### Challenge
Reproduce the listing below in full and without alteration, apart from its pictures.

### Data listing
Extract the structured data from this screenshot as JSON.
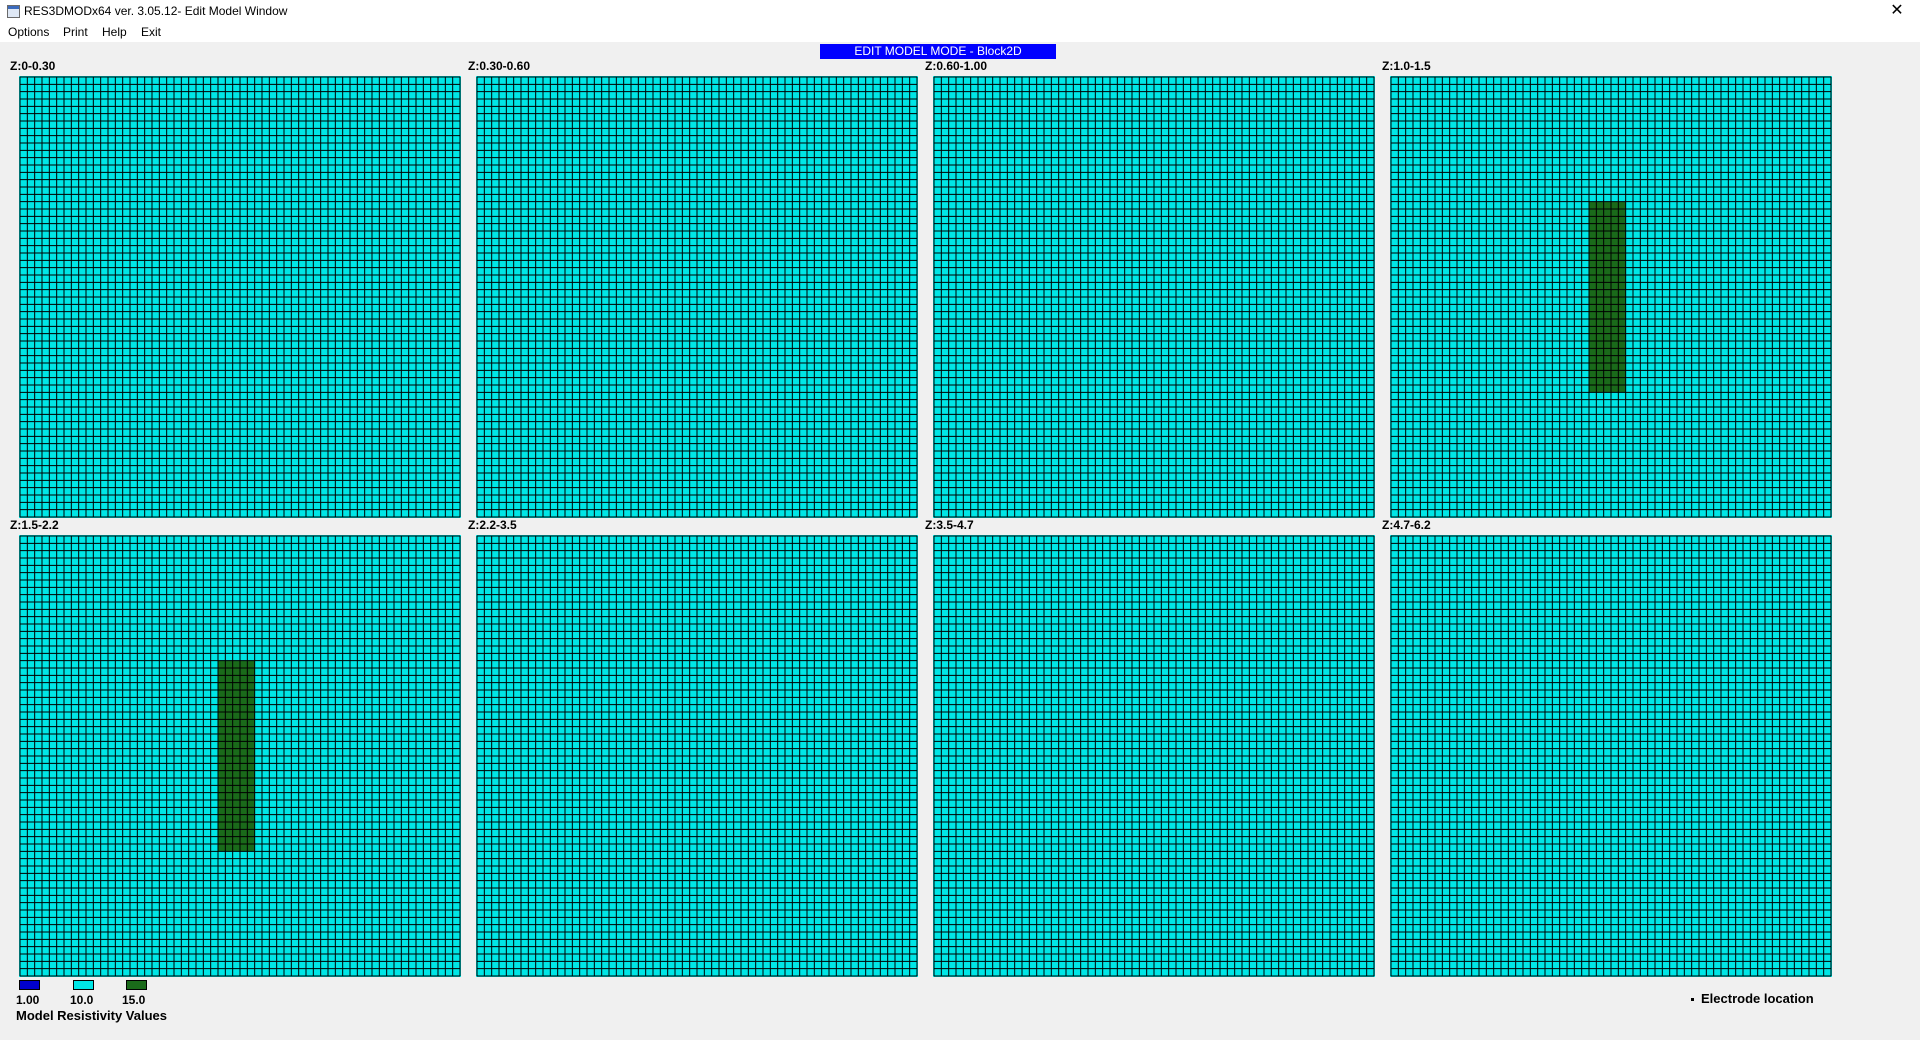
{
  "window": {
    "title": "RES3DMODx64 ver. 3.05.12- Edit Model Window",
    "close_glyph": "✕"
  },
  "menu": {
    "items": [
      {
        "label": "Options"
      },
      {
        "label": "Print"
      },
      {
        "label": "Help"
      },
      {
        "label": "Exit"
      }
    ]
  },
  "mode_banner": "EDIT MODEL MODE  -  Block2D",
  "grid": {
    "columns": 60,
    "rows": 60,
    "background_color": "#00e6e6",
    "line_color": "#000000"
  },
  "panels": [
    {
      "label": "Z:0-0.30",
      "blocks": []
    },
    {
      "label": "Z:0.30-0.60",
      "blocks": []
    },
    {
      "label": "Z:0.60-1.00",
      "blocks": []
    },
    {
      "label": "Z:1.0-1.5",
      "blocks": [
        {
          "col_start": 27,
          "col_end": 32,
          "row_start": 17,
          "row_end": 43,
          "value": "15.0"
        }
      ]
    },
    {
      "label": "Z:1.5-2.2",
      "blocks": [
        {
          "col_start": 27,
          "col_end": 32,
          "row_start": 17,
          "row_end": 43,
          "value": "15.0"
        }
      ]
    },
    {
      "label": "Z:2.2-3.5",
      "blocks": []
    },
    {
      "label": "Z:3.5-4.7",
      "blocks": []
    },
    {
      "label": "Z:4.7-6.2",
      "blocks": []
    }
  ],
  "legend": {
    "title": "Model Resistivity Values",
    "items": [
      {
        "value": "1.00",
        "color": "#0000cc"
      },
      {
        "value": "10.0",
        "color": "#00e6e6"
      },
      {
        "value": "15.0",
        "color": "#1a6a1a"
      }
    ]
  },
  "electrode_legend": {
    "label": "Electrode location"
  }
}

### Problem solution
Extract the structured data from this screenshot as JSON.
{
  "window": {
    "title": "RES3DMODx64 ver. 3.05.12- Edit Model Window",
    "close_glyph": "✕"
  },
  "menu": {
    "items": [
      {
        "label": "Options"
      },
      {
        "label": "Print"
      },
      {
        "label": "Help"
      },
      {
        "label": "Exit"
      }
    ]
  },
  "mode_banner": "EDIT MODEL MODE  -  Block2D",
  "grid": {
    "columns": 60,
    "rows": 60,
    "background_color": "#00e6e6",
    "line_color": "#000000"
  },
  "panels": [
    {
      "label": "Z:0-0.30",
      "blocks": []
    },
    {
      "label": "Z:0.30-0.60",
      "blocks": []
    },
    {
      "label": "Z:0.60-1.00",
      "blocks": []
    },
    {
      "label": "Z:1.0-1.5",
      "blocks": [
        {
          "col_start": 27,
          "col_end": 32,
          "row_start": 17,
          "row_end": 43,
          "value": "15.0"
        }
      ]
    },
    {
      "label": "Z:1.5-2.2",
      "blocks": [
        {
          "col_start": 27,
          "col_end": 32,
          "row_start": 17,
          "row_end": 43,
          "value": "15.0"
        }
      ]
    },
    {
      "label": "Z:2.2-3.5",
      "blocks": []
    },
    {
      "label": "Z:3.5-4.7",
      "blocks": []
    },
    {
      "label": "Z:4.7-6.2",
      "blocks": []
    }
  ],
  "legend": {
    "title": "Model Resistivity Values",
    "items": [
      {
        "value": "1.00",
        "color": "#0000cc"
      },
      {
        "value": "10.0",
        "color": "#00e6e6"
      },
      {
        "value": "15.0",
        "color": "#1a6a1a"
      }
    ]
  },
  "electrode_legend": {
    "label": "Electrode location"
  }
}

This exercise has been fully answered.